Task details:
Count every line below that contains "weight", then state the total with no other output.

+---+

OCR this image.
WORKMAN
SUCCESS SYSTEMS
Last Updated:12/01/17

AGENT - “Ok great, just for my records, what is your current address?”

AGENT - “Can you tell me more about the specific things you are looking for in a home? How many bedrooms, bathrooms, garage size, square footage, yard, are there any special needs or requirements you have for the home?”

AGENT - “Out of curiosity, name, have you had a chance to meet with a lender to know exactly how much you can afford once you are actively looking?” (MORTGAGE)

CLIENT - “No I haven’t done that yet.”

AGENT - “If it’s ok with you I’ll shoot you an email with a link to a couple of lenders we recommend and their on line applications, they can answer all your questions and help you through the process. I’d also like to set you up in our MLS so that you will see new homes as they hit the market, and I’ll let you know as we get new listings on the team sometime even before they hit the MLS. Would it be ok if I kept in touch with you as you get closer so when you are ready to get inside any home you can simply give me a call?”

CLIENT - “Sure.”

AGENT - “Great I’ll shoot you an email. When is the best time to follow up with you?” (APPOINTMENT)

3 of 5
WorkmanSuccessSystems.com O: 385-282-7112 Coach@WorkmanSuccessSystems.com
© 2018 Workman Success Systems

+---+

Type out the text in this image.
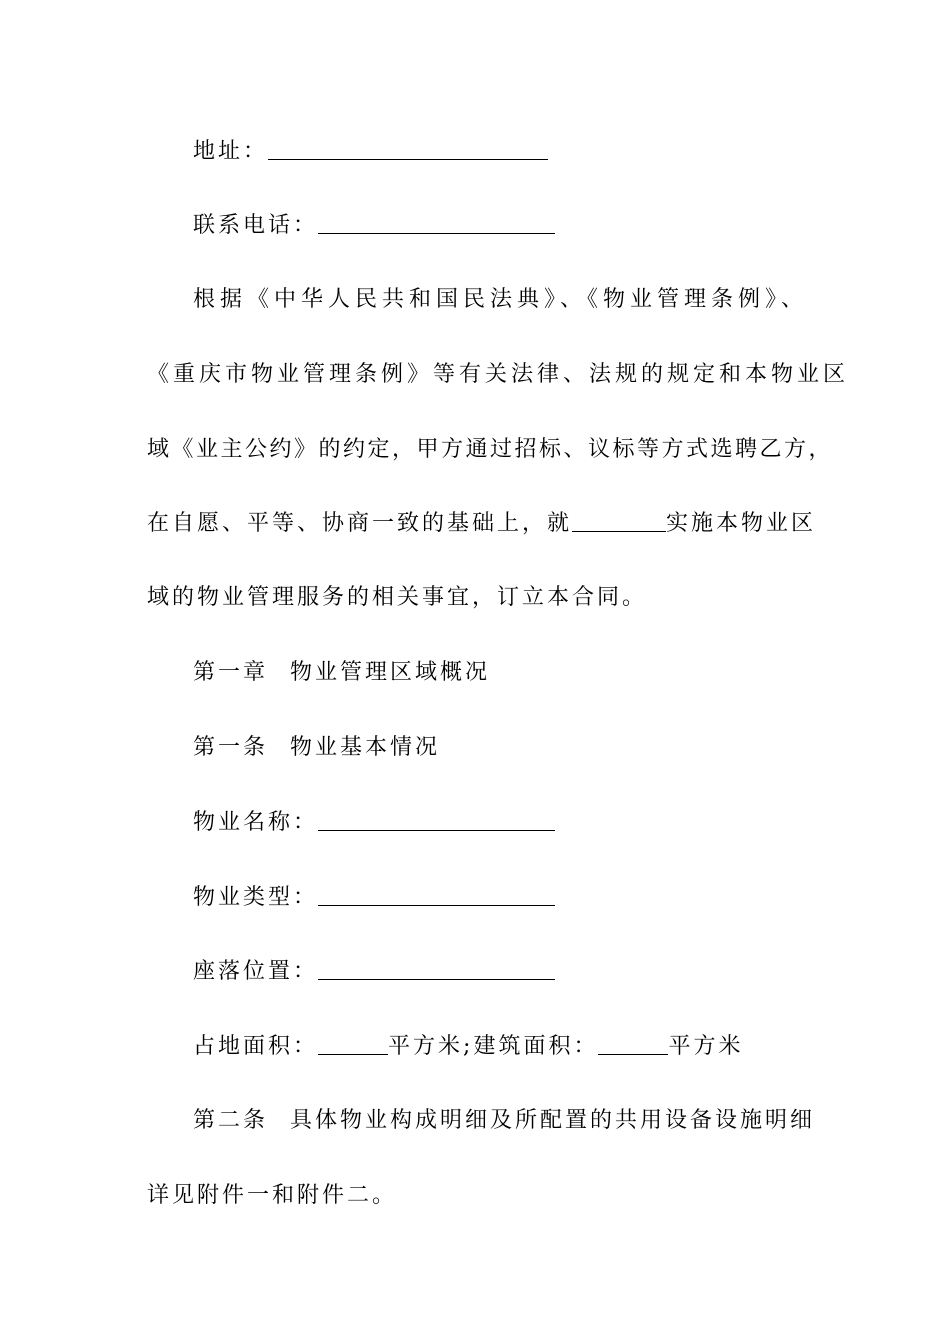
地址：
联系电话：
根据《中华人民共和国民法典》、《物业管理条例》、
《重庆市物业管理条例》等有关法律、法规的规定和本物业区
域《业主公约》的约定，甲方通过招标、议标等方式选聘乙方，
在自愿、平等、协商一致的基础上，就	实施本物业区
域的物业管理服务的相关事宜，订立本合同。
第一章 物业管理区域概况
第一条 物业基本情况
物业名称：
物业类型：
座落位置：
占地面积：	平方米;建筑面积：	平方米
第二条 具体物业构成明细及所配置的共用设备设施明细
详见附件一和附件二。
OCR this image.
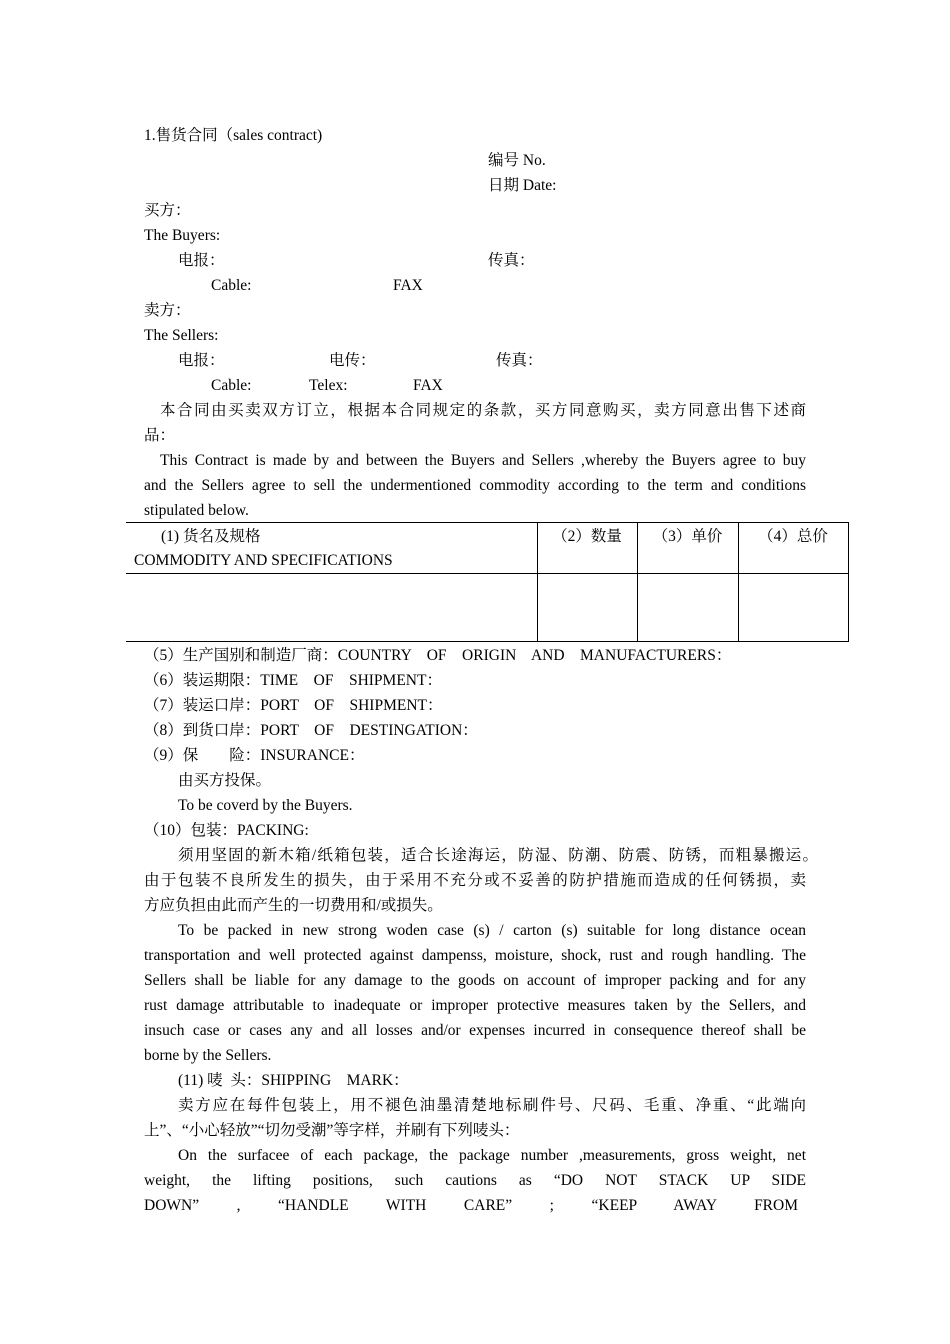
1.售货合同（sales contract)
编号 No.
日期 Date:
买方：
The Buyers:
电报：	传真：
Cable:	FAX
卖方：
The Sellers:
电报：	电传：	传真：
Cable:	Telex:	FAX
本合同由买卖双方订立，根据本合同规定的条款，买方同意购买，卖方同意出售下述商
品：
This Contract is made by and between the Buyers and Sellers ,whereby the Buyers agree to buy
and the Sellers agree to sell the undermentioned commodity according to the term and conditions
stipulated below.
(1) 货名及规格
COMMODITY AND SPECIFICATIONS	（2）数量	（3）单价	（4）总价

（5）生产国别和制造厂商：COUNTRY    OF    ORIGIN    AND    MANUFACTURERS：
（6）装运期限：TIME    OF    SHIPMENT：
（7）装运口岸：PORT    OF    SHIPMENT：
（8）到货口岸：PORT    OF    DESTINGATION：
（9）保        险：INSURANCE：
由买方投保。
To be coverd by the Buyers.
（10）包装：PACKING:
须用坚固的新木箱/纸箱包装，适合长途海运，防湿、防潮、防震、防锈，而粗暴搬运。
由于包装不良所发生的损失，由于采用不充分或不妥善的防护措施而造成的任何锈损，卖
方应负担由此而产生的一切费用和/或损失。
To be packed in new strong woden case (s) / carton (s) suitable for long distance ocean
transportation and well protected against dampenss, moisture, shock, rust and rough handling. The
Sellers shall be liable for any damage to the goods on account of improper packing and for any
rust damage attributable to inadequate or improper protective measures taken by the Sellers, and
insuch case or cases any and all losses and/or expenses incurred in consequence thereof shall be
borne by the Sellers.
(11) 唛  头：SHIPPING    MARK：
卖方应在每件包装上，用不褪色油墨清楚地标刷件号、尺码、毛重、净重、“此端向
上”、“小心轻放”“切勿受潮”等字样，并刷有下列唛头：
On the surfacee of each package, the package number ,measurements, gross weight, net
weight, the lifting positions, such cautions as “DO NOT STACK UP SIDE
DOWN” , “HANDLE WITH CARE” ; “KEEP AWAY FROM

+---+

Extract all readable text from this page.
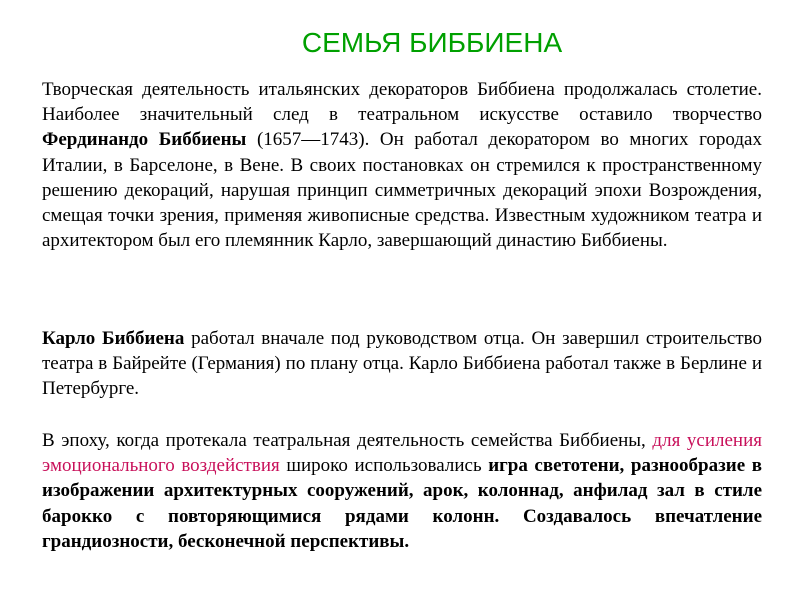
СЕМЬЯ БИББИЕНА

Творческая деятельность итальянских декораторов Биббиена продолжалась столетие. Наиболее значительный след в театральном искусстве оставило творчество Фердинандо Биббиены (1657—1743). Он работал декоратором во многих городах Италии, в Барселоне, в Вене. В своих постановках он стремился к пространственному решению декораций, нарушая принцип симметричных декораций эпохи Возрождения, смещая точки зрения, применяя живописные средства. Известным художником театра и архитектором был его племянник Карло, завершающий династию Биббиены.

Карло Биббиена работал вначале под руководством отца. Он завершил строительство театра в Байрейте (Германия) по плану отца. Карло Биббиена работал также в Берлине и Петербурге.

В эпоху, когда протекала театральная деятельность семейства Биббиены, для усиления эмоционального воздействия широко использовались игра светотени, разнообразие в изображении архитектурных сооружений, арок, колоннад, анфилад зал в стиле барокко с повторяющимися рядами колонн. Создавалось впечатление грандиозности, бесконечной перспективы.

+---+

Complete answer:
2